* Some records:
------------------------------------------------------------

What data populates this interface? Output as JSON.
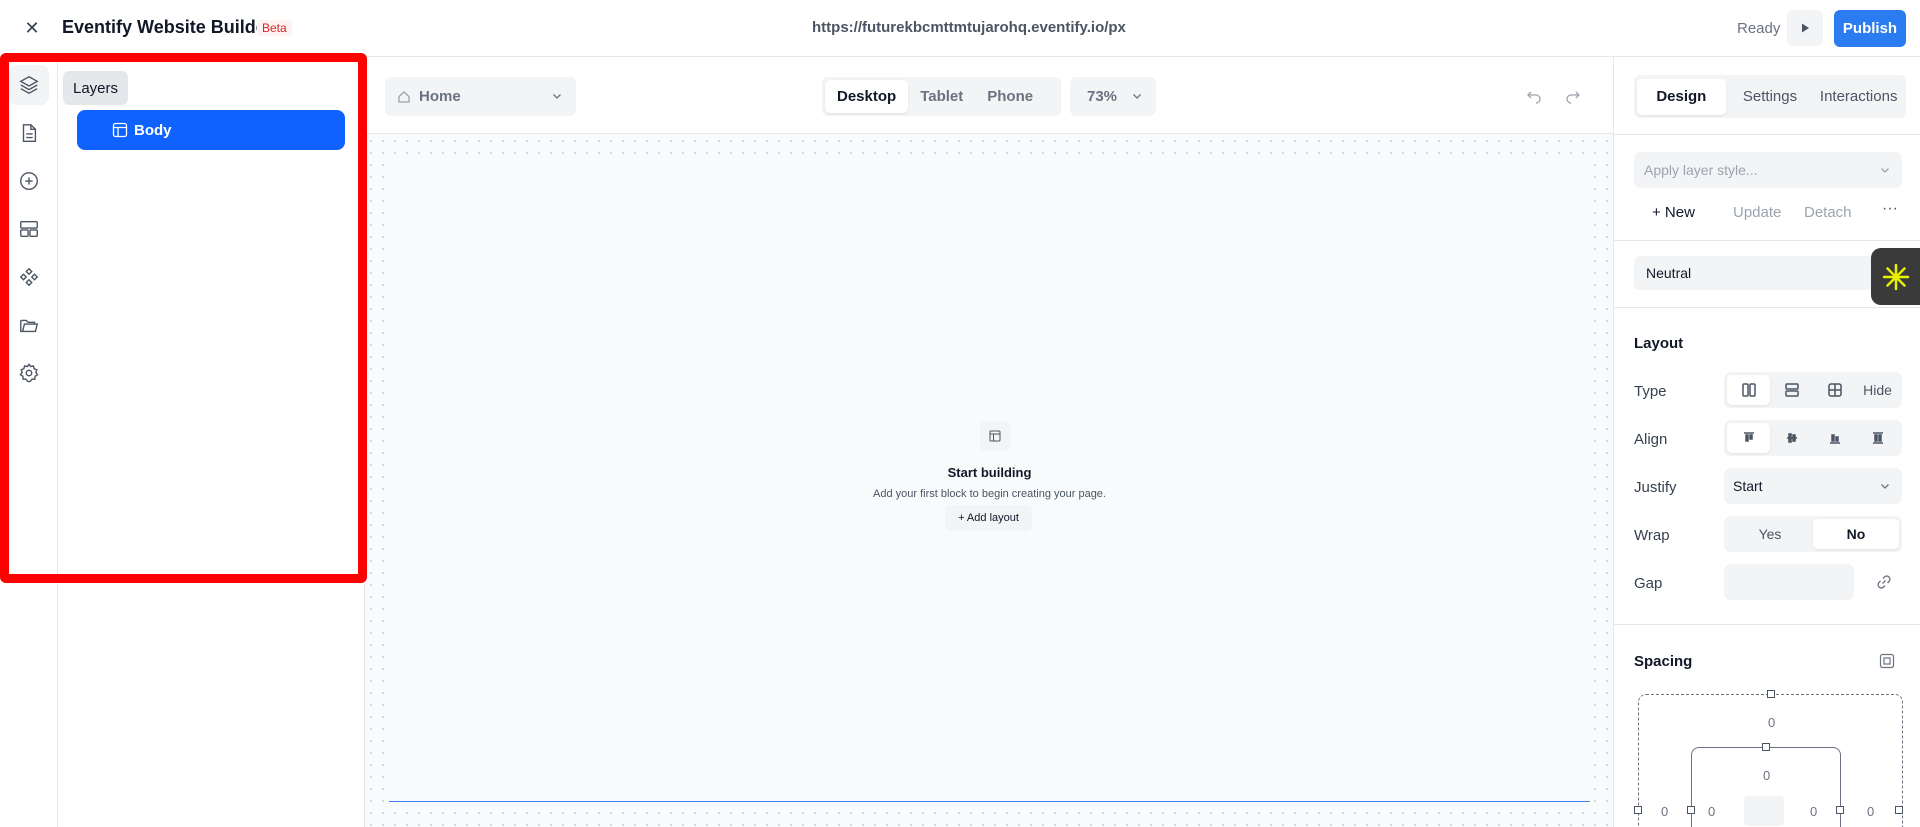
{
  "header": {
    "title": "Eventify Website Builder",
    "badge": "Beta",
    "url": "https://futurekbcmttmtujarohq.eventify.io/px",
    "status": "Ready",
    "publish_label": "Publish"
  },
  "rail": {
    "tooltip": "Layers",
    "items": [
      "layers-icon",
      "page-icon",
      "add-icon",
      "layout-icon",
      "components-icon",
      "folder-icon",
      "settings-icon"
    ]
  },
  "layers": {
    "items": [
      {
        "label": "Body"
      }
    ]
  },
  "canvas_toolbar": {
    "page": "Home",
    "devices": [
      "Desktop",
      "Tablet",
      "Phone"
    ],
    "active_device": "Desktop",
    "zoom": "73%"
  },
  "canvas": {
    "empty_title": "Start building",
    "empty_subtitle": "Add your first block to begin creating your page.",
    "add_layout_label": "+ Add layout"
  },
  "inspector": {
    "tabs": [
      "Design",
      "Settings",
      "Interactions"
    ],
    "active_tab": "Design",
    "layer_style_placeholder": "Apply layer style...",
    "style_actions": {
      "new": "+ New",
      "update": "Update",
      "detach": "Detach",
      "more": "···"
    },
    "theme": "Neutral",
    "layout": {
      "title": "Layout",
      "type_label": "Type",
      "hide_label": "Hide",
      "align_label": "Align",
      "justify_label": "Justify",
      "justify_value": "Start",
      "wrap_label": "Wrap",
      "wrap_yes": "Yes",
      "wrap_no": "No",
      "wrap_value": "No",
      "gap_label": "Gap"
    },
    "spacing": {
      "title": "Spacing",
      "margin_top": "0",
      "padding_top": "0",
      "margin_left": "0",
      "padding_left": "0",
      "padding_right": "0",
      "margin_right": "0"
    }
  },
  "colors": {
    "accent": "#2b7cf0",
    "selected_layer": "#0f62fe",
    "highlight": "#ff0000",
    "beta": "#dc2626"
  }
}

------------------------------------------------------------

* What to do:
Write out the listing above again, exactly, but with no pictures in the copy.

* Task output:
What data populates this interface? Output as JSON.
{
  "header": {
    "title": "Eventify Website Builder",
    "badge": "Beta",
    "url": "https://futurekbcmttmtujarohq.eventify.io/px",
    "status": "Ready",
    "publish_label": "Publish"
  },
  "rail": {
    "tooltip": "Layers",
    "items": [
      "layers-icon",
      "page-icon",
      "add-icon",
      "layout-icon",
      "components-icon",
      "folder-icon",
      "settings-icon"
    ]
  },
  "layers": {
    "items": [
      {
        "label": "Body"
      }
    ]
  },
  "canvas_toolbar": {
    "page": "Home",
    "devices": [
      "Desktop",
      "Tablet",
      "Phone"
    ],
    "active_device": "Desktop",
    "zoom": "73%"
  },
  "canvas": {
    "empty_title": "Start building",
    "empty_subtitle": "Add your first block to begin creating your page.",
    "add_layout_label": "+ Add layout"
  },
  "inspector": {
    "tabs": [
      "Design",
      "Settings",
      "Interactions"
    ],
    "active_tab": "Design",
    "layer_style_placeholder": "Apply layer style...",
    "style_actions": {
      "new": "+ New",
      "update": "Update",
      "detach": "Detach",
      "more": "···"
    },
    "theme": "Neutral",
    "layout": {
      "title": "Layout",
      "type_label": "Type",
      "hide_label": "Hide",
      "align_label": "Align",
      "justify_label": "Justify",
      "justify_value": "Start",
      "wrap_label": "Wrap",
      "wrap_yes": "Yes",
      "wrap_no": "No",
      "wrap_value": "No",
      "gap_label": "Gap"
    },
    "spacing": {
      "title": "Spacing",
      "margin_top": "0",
      "padding_top": "0",
      "margin_left": "0",
      "padding_left": "0",
      "padding_right": "0",
      "margin_right": "0"
    }
  },
  "colors": {
    "accent": "#2b7cf0",
    "selected_layer": "#0f62fe",
    "highlight": "#ff0000",
    "beta": "#dc2626"
  }
}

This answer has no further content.